Work instruction:
Return only the number of lines in the data below where the word "structural" appears.

Provided data:
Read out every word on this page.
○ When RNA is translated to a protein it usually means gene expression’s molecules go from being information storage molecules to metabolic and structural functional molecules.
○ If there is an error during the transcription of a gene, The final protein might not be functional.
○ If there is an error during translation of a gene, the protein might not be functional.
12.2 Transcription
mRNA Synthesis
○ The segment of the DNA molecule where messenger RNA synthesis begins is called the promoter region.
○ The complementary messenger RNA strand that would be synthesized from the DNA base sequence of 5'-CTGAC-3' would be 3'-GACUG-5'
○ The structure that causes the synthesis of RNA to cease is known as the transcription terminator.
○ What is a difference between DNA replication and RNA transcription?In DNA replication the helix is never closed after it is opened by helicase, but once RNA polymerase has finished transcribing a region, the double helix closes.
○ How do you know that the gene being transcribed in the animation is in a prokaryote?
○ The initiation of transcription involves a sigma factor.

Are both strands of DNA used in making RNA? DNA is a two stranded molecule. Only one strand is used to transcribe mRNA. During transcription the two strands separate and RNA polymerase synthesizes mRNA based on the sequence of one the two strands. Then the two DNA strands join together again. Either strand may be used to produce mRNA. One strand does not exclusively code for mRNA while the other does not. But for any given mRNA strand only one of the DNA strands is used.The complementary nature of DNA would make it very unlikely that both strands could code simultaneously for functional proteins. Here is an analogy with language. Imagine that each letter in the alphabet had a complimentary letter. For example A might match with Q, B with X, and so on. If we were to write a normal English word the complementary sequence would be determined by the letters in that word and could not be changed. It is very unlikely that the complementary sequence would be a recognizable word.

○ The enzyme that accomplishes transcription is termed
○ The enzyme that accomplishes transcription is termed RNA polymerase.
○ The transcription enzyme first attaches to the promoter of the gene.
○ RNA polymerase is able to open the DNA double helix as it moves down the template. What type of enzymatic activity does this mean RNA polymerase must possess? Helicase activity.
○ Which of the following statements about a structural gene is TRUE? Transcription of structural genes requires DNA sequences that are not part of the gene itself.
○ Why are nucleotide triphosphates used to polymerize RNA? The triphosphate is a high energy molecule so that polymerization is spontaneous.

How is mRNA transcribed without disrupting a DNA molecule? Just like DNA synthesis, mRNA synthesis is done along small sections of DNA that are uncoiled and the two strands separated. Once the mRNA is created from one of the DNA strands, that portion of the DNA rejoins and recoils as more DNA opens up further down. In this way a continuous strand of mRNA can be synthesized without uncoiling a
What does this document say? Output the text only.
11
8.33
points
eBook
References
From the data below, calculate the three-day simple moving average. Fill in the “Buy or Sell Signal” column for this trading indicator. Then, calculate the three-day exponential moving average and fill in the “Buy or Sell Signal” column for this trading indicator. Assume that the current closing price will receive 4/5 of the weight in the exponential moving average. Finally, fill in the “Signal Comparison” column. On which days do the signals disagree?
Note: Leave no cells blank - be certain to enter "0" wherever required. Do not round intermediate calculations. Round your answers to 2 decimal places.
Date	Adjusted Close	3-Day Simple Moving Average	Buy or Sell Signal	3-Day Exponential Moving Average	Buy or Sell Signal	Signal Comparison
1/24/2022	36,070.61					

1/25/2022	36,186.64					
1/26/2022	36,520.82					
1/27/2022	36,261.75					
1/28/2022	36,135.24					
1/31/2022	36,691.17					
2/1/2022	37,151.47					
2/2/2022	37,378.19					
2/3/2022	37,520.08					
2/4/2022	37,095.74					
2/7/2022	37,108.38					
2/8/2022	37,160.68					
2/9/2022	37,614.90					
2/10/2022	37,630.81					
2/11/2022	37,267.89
* * *
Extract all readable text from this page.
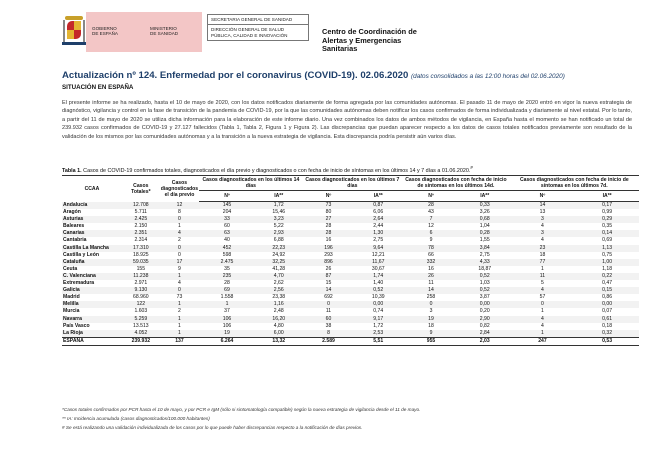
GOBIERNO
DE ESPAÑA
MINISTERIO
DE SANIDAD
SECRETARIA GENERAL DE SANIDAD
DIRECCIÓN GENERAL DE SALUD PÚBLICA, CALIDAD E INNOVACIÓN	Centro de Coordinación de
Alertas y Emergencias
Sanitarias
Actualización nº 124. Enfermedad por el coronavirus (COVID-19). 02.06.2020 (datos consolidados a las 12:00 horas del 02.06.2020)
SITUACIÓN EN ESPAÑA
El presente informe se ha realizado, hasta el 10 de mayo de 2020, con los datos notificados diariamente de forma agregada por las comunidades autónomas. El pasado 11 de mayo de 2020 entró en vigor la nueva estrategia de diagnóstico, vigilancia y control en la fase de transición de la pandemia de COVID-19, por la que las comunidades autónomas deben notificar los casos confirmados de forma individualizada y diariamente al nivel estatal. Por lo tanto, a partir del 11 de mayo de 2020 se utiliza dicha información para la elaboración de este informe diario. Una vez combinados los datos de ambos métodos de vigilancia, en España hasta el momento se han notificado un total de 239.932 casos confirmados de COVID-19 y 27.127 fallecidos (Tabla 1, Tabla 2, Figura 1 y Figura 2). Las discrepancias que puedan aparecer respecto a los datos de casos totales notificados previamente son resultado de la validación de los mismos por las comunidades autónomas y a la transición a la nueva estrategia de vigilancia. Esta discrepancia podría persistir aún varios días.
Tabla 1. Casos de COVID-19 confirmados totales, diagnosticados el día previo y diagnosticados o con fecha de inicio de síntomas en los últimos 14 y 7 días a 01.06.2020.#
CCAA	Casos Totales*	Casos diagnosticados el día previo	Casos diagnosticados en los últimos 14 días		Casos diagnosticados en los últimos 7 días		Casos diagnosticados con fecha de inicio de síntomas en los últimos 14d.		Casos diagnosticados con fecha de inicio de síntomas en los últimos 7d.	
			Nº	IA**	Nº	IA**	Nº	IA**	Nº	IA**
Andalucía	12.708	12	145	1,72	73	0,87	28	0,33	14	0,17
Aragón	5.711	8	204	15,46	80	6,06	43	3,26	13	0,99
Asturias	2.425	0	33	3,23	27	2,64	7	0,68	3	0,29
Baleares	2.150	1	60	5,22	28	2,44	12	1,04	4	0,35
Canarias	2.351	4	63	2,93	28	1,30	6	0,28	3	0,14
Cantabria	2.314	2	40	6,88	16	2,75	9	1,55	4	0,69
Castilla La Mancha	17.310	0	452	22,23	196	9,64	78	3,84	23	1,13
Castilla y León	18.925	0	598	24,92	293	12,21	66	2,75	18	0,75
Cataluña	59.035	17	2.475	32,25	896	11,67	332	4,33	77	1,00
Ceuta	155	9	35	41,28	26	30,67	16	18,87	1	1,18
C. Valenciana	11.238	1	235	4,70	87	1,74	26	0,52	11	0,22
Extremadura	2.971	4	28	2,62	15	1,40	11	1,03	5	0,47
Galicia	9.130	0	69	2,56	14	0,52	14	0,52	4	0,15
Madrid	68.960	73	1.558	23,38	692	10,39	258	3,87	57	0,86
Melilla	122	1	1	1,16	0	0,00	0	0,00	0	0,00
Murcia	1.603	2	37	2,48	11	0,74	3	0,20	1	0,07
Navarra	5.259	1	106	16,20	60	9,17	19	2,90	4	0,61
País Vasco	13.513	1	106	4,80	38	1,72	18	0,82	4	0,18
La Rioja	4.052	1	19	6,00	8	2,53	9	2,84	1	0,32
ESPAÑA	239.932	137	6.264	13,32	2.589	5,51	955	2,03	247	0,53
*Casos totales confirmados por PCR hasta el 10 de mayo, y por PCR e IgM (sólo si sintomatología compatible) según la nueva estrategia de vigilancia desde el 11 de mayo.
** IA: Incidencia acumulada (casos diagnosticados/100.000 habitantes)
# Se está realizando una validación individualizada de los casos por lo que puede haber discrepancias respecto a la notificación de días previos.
...
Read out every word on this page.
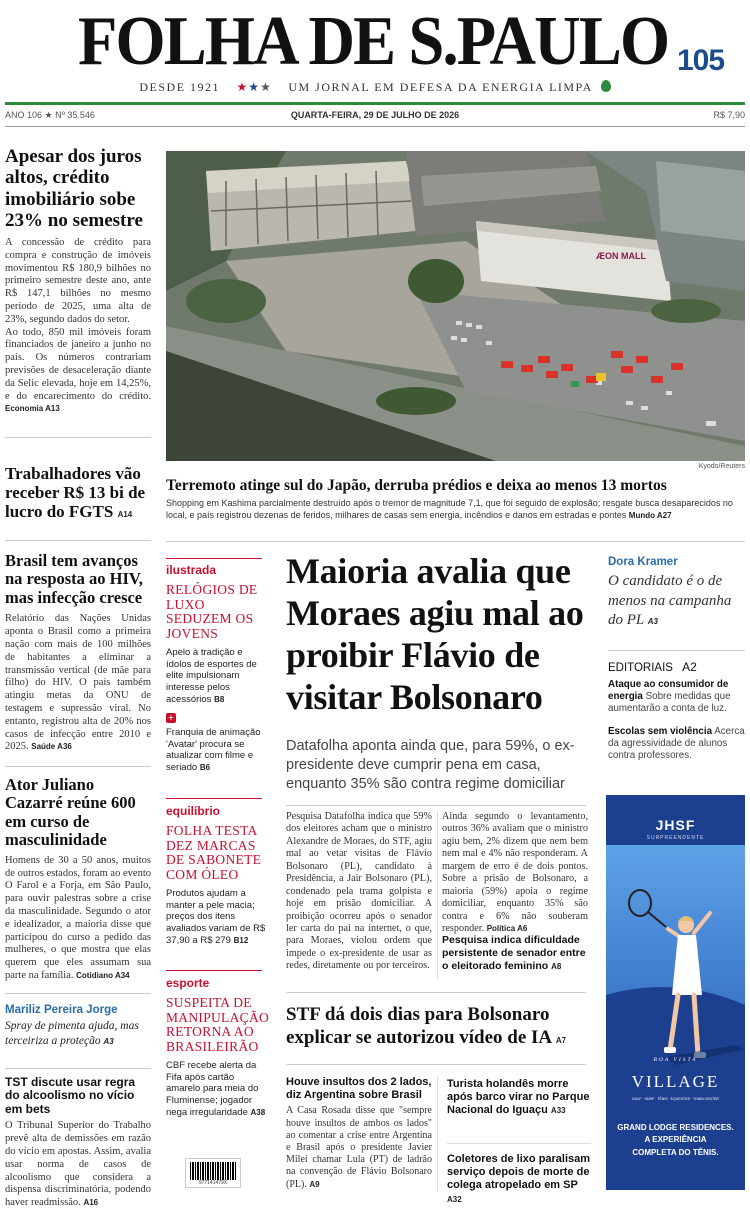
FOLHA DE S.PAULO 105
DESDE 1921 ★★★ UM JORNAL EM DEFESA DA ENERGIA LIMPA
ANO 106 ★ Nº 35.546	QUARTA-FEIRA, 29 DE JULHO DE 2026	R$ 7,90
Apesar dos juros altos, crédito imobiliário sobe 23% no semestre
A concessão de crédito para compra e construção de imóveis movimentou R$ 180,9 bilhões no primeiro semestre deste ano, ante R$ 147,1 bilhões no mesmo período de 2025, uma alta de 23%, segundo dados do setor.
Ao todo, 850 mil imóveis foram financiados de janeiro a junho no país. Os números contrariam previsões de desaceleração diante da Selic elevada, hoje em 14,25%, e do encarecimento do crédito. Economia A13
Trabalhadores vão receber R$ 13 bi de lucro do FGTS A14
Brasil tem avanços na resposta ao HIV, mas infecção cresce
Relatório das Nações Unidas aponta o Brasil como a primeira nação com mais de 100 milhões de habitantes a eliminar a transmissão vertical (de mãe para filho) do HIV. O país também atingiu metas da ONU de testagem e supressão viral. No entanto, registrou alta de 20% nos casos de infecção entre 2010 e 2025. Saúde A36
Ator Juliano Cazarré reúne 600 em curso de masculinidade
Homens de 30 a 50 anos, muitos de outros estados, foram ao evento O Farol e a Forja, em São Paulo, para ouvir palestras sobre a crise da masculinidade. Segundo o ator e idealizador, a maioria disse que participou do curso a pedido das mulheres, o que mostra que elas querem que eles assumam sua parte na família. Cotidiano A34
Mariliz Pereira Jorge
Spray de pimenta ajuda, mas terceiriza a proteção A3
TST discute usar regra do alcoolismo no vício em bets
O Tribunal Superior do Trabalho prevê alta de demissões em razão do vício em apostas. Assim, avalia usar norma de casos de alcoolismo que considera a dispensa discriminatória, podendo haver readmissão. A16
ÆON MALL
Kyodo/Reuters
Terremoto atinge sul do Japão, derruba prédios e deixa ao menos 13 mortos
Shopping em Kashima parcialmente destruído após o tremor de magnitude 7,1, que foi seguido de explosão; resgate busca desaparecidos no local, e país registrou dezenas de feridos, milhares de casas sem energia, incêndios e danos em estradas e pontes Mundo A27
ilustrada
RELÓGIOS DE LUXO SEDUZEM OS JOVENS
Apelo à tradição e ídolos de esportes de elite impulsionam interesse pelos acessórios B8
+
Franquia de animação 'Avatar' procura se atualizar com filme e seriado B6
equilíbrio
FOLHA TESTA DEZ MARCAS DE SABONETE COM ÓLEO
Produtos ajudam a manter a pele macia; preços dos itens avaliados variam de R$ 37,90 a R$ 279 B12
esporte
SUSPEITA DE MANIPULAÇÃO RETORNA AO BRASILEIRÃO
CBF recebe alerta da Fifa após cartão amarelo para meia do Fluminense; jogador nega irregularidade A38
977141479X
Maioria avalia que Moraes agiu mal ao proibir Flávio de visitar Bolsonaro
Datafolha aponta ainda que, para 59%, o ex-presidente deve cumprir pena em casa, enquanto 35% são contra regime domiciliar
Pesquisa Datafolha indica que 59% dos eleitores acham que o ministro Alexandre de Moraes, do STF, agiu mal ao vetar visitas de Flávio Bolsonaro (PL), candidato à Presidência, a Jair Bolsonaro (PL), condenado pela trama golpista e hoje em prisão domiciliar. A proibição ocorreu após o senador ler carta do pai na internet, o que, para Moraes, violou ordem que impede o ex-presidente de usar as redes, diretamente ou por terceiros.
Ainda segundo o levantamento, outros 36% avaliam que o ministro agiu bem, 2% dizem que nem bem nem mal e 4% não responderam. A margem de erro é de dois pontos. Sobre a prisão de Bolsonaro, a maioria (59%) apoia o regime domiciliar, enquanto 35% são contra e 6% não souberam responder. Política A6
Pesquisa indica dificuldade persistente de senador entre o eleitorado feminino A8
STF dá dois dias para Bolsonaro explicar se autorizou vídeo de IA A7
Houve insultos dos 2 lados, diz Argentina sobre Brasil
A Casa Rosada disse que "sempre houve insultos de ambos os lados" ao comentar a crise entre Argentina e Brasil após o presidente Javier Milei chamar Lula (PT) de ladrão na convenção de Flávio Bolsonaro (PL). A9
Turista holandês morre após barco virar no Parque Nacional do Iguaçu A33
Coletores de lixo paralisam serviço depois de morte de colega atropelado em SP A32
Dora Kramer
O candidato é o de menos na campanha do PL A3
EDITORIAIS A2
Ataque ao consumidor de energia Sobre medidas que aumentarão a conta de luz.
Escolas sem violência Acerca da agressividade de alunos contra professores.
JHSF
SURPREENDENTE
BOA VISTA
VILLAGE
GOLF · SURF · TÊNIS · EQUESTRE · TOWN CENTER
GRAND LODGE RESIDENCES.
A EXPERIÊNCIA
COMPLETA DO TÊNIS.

Solution to this exercise:
2